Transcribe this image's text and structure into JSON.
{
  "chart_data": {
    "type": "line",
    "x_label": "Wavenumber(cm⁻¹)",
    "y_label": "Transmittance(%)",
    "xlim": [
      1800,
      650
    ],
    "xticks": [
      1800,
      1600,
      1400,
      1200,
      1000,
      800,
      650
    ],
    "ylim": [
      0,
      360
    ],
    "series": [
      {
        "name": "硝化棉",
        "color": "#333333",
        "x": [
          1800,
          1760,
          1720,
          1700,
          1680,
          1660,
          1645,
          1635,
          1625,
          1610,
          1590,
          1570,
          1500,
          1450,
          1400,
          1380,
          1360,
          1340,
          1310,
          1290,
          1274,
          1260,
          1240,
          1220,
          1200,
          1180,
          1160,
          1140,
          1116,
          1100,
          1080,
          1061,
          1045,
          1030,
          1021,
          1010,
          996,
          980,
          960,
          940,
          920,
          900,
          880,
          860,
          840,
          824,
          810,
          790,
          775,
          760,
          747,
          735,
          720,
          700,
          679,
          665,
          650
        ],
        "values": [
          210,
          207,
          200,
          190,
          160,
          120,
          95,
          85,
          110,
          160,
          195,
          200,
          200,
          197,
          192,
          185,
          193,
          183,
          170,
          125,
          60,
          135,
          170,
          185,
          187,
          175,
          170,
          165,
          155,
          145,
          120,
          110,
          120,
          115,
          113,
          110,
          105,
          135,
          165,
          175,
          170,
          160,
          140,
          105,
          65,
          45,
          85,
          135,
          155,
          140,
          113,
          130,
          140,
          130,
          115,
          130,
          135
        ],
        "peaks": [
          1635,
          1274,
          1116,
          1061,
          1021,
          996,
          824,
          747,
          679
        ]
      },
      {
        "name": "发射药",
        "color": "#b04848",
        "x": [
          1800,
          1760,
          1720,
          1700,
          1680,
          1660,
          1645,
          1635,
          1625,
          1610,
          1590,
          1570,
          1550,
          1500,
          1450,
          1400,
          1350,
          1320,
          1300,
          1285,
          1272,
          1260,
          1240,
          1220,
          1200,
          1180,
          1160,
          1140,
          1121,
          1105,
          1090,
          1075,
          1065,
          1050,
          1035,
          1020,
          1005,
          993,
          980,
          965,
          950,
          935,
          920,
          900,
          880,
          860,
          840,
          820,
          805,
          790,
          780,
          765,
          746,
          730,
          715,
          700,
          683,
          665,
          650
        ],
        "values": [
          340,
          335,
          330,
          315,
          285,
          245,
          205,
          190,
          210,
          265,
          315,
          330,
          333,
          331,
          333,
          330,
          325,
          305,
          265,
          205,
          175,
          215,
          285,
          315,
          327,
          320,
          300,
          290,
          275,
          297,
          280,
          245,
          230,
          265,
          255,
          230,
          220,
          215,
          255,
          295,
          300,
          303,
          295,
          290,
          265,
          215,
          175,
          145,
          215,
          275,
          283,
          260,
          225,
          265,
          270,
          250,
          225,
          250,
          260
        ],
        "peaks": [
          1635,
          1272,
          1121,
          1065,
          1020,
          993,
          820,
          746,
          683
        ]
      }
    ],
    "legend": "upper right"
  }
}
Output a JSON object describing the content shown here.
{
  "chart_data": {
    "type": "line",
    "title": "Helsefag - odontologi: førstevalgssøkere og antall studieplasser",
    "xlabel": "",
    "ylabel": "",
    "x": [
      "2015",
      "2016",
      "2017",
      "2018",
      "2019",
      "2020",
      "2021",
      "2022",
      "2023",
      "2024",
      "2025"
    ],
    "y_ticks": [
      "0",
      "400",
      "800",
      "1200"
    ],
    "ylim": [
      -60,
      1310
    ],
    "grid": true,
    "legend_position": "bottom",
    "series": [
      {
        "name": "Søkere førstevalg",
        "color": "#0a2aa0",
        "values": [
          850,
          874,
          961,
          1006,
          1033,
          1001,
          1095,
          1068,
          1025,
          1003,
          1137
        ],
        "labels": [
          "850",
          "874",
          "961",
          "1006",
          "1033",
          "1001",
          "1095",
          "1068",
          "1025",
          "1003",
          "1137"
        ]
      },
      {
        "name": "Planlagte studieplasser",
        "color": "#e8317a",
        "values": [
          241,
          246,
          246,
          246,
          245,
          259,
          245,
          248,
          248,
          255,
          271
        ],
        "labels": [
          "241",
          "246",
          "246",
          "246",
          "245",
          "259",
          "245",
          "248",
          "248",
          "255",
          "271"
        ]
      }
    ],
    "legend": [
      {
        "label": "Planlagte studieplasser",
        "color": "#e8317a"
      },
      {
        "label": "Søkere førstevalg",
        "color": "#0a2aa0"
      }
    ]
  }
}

------

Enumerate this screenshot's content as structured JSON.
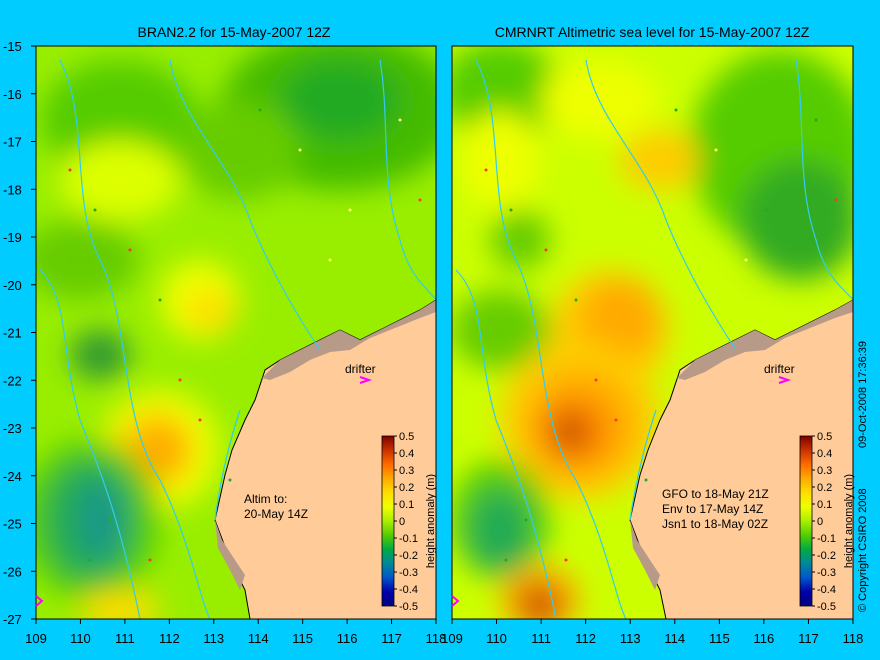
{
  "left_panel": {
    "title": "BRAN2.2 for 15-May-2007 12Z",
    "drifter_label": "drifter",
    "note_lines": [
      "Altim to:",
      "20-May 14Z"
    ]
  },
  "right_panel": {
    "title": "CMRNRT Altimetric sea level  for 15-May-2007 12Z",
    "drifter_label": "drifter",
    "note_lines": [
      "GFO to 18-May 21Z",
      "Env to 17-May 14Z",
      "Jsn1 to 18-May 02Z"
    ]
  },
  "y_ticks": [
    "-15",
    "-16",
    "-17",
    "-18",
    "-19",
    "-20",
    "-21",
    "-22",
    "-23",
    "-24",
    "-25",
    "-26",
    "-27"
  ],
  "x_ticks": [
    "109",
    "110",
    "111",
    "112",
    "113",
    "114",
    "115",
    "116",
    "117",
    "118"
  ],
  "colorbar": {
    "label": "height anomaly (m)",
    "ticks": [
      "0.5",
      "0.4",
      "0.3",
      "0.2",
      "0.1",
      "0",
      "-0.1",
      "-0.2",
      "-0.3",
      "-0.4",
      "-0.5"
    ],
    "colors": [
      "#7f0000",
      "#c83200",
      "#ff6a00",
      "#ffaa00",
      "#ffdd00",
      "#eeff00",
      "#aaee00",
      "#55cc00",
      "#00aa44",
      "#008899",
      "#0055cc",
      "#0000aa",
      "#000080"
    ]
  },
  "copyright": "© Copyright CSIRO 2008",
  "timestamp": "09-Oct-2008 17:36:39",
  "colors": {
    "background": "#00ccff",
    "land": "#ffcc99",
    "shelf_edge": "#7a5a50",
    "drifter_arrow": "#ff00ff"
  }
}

------

PROBLEM: Consider the entries above and return each line with the string "Planlagte".

RESULT OF THIS EXERCISE:
        "name": "Planlagte studieplasser",
        "label": "Planlagte studieplasser",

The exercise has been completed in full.